● Stored items
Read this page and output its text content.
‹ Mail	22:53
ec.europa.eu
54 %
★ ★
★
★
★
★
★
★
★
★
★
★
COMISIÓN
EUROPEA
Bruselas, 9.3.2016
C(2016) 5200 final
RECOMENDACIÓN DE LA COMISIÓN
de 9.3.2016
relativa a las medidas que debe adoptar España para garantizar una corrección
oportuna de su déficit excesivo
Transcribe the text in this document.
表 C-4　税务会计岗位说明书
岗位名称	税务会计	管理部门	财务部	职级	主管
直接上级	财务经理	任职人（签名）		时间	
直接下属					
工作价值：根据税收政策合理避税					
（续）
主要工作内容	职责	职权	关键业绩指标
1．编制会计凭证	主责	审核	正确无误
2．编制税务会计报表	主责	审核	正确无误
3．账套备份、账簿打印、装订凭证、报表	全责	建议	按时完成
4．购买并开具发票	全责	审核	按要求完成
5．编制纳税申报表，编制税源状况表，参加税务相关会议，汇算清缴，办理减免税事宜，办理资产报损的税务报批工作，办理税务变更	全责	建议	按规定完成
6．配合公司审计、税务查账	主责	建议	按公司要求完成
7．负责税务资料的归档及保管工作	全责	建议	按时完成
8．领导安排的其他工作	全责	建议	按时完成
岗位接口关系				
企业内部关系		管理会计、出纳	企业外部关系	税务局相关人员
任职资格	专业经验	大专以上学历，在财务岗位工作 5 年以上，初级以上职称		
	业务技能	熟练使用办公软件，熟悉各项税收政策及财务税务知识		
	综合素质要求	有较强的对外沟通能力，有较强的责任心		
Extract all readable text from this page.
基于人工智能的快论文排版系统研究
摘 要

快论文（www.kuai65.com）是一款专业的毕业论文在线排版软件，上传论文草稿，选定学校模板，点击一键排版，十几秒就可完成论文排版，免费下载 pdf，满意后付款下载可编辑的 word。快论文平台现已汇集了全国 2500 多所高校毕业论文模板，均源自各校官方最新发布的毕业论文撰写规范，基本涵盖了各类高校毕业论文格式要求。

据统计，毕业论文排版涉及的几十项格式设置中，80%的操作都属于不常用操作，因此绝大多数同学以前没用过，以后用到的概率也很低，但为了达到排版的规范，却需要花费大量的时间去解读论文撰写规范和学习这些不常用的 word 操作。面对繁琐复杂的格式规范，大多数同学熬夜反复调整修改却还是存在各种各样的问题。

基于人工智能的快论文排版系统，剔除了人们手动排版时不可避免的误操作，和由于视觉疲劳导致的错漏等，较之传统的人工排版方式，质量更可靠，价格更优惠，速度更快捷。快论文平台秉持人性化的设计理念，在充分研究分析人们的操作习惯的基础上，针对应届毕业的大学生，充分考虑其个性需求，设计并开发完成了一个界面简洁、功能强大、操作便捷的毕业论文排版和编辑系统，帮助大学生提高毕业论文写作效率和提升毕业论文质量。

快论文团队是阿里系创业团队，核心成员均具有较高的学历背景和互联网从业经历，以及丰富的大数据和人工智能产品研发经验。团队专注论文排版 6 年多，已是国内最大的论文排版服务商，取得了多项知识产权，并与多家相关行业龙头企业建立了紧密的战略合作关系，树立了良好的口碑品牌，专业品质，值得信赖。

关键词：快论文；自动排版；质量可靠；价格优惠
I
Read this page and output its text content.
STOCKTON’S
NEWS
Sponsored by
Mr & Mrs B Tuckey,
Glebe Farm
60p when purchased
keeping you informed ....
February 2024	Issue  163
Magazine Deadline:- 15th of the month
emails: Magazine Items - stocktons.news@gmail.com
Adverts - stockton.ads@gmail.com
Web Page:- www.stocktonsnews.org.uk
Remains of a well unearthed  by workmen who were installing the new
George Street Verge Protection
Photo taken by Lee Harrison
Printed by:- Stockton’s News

● Requirements
From the entries above, pull out each line that includes "按时完成".

● Written answer
3．账套备份、账簿打印、装订凭证、报表	全责	建议	按时完成
7．负责税务资料的归档及保管工作	全责	建议	按时完成
8．领导安排的其他工作	全责	建议	按时完成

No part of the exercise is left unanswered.